This monument is scheduled under the Ancient Monuments and Archaeological Areas Act 1979 as amended as it appears to the Secretary of State to be of national importance. This entry is a copy, the original is held by the Department for Culture, Media and Sport.

Name: Dean Camp hillfort

List entry Number: 1018171

Location

The monument may lie within the boundary of more than one authority.

County: Gloucestershire

District: Cotswold

District Type: District Authority

Parish: Coln St. Aldwyns

National Park: Not applicable to this List entry.

Grade: Not applicable to this List entry.

Date first scheduled: 03-Jan-1949

Date of most recent amendment: 18-Sep-1998

Legacy System Information

The contents of this record have been generated from a legacy data system.

Legacy System: RSM

UID: 31184

Asset Groupings

This list entry does not comprise part of an Asset Grouping. Asset Groupings are not part of the official record but are added later for information.

List entry Description

Summary of Monument

Legacy Record - This information may be included in the List Entry Details.
+ + +
* [Try it]: According to the Dean Camp hillfort list entry, on what date was the monument first scheduled?

[Structured page parsing data]
+ + +
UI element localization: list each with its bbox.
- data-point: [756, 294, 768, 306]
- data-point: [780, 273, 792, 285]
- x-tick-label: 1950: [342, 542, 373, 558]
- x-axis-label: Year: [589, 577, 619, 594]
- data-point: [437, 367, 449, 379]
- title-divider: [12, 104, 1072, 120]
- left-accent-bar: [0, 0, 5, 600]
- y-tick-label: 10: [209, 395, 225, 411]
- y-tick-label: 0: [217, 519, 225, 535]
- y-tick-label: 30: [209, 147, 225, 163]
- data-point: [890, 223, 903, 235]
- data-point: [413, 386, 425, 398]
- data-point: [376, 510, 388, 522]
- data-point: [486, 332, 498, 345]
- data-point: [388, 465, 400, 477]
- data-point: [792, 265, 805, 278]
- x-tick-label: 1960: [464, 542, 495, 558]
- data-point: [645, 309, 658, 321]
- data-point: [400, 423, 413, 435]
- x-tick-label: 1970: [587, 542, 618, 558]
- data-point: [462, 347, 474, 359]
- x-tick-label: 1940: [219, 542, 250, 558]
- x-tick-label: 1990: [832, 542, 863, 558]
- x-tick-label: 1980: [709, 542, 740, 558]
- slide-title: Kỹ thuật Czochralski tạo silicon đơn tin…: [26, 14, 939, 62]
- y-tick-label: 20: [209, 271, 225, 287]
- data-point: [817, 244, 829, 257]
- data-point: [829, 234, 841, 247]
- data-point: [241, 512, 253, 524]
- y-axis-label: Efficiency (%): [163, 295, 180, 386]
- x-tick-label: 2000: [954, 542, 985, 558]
+ + +
* [Answer to the problem]: 03-Jan-1949